CHALLENGE
A line counts if it contains the string "ylabel"; say how many such lines there are, giving only the number.

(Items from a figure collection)
· · ·
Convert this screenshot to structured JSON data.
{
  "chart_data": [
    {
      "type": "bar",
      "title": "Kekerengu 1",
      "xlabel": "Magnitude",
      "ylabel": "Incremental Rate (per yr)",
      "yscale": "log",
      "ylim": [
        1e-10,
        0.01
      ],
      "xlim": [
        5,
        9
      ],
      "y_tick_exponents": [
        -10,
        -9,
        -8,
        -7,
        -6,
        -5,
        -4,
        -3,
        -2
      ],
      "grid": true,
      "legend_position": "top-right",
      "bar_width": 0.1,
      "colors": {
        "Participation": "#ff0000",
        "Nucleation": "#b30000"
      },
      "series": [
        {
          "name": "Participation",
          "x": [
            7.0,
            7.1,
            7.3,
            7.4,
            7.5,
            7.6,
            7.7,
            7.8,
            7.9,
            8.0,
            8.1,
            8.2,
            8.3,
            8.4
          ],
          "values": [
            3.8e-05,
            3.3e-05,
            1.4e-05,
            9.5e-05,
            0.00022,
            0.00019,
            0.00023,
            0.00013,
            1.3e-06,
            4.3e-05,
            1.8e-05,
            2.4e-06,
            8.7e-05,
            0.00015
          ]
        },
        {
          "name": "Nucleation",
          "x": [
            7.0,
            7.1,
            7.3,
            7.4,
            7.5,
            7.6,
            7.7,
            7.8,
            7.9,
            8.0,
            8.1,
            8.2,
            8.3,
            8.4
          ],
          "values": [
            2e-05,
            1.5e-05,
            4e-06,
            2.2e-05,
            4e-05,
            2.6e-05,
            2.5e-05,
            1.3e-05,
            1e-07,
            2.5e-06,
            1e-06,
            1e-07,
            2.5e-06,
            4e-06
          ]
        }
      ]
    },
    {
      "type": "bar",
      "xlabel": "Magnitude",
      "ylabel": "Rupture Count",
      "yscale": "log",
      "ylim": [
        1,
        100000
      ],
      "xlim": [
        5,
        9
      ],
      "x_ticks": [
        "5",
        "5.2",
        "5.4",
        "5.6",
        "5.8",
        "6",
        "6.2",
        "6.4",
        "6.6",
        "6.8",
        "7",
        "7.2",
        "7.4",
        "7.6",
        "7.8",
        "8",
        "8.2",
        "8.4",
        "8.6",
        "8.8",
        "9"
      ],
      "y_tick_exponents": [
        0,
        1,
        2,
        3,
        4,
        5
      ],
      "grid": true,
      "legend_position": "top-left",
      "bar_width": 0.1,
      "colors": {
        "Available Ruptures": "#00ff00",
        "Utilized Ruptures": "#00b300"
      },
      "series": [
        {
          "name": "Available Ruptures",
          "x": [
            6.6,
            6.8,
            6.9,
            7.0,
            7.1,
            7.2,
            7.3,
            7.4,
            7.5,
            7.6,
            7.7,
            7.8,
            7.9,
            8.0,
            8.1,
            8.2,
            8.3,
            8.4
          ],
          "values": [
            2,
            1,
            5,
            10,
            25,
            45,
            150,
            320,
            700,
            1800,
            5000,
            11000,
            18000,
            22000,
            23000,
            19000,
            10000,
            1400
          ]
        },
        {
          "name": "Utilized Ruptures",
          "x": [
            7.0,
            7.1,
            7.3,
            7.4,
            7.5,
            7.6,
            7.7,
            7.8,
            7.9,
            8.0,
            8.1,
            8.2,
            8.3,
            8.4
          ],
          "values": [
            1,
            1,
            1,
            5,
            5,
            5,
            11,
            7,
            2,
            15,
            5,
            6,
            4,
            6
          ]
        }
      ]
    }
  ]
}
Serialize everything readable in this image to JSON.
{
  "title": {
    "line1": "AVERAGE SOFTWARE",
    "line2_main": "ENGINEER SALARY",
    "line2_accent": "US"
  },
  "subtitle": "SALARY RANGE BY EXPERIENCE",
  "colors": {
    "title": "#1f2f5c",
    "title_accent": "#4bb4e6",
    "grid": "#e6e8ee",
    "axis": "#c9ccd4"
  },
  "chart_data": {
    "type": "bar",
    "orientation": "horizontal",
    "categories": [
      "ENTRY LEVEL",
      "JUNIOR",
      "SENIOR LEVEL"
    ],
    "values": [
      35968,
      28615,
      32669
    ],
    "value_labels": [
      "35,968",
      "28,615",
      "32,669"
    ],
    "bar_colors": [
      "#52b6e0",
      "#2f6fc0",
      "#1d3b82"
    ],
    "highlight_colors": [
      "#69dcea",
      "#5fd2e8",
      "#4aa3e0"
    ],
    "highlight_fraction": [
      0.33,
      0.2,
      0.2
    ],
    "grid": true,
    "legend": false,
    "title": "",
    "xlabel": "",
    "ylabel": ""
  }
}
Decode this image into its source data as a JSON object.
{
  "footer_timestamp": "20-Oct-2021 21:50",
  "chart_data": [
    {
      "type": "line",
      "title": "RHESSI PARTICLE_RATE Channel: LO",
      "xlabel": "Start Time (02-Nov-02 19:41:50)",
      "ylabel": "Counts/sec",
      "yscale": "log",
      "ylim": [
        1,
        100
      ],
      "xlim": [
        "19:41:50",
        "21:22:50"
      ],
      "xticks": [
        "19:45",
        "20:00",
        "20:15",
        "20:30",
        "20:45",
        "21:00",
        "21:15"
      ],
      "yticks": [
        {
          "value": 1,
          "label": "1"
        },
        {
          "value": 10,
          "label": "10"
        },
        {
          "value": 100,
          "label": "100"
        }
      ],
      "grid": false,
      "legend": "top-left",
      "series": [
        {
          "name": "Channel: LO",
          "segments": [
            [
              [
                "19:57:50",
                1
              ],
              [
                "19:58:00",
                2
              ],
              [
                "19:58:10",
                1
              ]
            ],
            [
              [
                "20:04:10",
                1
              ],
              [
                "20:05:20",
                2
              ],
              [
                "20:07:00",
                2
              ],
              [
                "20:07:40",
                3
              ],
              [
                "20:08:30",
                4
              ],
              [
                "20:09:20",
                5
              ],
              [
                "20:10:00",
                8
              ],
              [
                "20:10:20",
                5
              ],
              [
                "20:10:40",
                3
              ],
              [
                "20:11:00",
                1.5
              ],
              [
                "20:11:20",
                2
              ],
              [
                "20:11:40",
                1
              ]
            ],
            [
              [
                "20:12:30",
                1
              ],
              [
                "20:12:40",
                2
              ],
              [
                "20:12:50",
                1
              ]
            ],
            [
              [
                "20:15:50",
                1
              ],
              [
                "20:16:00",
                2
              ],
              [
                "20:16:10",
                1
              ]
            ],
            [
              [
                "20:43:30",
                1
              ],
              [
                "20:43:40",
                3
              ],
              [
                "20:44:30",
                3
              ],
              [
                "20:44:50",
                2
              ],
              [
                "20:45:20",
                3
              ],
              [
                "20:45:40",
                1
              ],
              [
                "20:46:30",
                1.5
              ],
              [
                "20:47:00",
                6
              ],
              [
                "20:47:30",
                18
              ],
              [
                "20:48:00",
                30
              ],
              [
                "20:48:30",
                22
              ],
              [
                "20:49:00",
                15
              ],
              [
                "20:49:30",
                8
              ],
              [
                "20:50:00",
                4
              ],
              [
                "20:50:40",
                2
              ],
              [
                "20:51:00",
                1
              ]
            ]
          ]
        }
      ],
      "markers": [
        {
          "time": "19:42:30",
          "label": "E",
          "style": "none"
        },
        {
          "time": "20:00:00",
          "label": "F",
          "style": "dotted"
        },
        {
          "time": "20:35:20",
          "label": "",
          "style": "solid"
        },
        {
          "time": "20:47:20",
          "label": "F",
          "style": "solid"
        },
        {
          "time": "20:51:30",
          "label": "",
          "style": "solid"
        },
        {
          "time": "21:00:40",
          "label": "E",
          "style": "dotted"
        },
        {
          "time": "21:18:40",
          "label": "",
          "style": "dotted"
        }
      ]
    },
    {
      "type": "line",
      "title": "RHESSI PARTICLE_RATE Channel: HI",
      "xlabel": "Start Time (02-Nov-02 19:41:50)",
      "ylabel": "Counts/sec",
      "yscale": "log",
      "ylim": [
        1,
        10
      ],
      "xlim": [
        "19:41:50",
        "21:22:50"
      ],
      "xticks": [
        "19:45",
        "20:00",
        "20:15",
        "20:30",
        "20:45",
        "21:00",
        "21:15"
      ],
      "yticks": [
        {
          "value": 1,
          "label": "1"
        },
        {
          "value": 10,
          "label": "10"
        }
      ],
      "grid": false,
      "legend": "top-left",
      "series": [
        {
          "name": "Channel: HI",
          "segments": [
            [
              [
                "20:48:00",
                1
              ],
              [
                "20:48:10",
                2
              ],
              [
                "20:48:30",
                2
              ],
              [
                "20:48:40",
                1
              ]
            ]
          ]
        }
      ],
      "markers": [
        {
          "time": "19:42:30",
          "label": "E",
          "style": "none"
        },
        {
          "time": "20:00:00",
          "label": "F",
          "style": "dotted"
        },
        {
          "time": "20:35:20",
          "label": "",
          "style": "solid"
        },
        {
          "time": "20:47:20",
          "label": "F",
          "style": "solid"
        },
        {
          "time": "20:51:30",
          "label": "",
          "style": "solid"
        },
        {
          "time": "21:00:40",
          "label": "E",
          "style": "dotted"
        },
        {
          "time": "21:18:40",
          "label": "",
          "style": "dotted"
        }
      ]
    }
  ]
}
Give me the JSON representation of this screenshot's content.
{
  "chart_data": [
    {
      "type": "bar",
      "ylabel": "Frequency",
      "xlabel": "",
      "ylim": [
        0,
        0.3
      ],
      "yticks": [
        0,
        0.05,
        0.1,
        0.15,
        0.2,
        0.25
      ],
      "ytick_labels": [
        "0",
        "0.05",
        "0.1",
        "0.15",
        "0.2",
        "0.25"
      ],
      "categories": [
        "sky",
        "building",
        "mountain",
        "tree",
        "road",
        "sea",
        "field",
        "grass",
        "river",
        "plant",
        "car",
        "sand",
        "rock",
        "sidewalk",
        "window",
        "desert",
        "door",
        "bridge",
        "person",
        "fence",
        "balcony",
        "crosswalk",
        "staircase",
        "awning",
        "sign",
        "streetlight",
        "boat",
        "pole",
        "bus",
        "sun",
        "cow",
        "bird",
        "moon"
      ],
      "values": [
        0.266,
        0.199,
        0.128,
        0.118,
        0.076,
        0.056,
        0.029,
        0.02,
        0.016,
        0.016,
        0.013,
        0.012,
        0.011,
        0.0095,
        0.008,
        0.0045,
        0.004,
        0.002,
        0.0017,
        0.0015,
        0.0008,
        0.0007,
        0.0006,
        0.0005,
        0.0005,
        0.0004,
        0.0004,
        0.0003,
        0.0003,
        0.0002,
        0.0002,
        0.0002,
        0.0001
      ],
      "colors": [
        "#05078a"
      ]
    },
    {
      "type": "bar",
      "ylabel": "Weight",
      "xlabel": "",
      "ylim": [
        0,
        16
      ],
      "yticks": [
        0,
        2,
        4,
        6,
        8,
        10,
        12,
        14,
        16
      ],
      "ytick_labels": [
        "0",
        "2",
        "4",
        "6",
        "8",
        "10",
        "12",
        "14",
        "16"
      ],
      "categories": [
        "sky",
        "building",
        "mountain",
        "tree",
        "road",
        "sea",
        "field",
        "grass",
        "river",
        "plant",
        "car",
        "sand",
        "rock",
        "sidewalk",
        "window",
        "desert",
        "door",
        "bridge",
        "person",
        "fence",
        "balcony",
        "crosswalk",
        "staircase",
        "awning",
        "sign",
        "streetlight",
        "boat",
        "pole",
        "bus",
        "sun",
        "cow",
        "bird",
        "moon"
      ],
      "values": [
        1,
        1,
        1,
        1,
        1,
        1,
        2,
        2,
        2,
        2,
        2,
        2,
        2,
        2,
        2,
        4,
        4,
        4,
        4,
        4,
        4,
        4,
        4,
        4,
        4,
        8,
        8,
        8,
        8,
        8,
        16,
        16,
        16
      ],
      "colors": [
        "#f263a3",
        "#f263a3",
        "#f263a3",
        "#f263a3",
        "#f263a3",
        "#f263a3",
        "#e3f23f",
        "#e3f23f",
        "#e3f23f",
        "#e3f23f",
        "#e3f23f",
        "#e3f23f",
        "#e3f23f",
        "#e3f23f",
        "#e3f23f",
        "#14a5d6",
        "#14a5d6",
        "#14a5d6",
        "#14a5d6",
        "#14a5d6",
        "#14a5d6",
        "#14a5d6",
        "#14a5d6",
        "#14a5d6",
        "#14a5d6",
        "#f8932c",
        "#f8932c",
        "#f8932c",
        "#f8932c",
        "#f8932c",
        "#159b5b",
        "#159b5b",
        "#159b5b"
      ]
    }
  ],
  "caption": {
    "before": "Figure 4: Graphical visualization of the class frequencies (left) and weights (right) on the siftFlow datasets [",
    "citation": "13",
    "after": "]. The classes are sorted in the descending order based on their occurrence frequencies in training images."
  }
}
· · ·
FULL ANSWER
7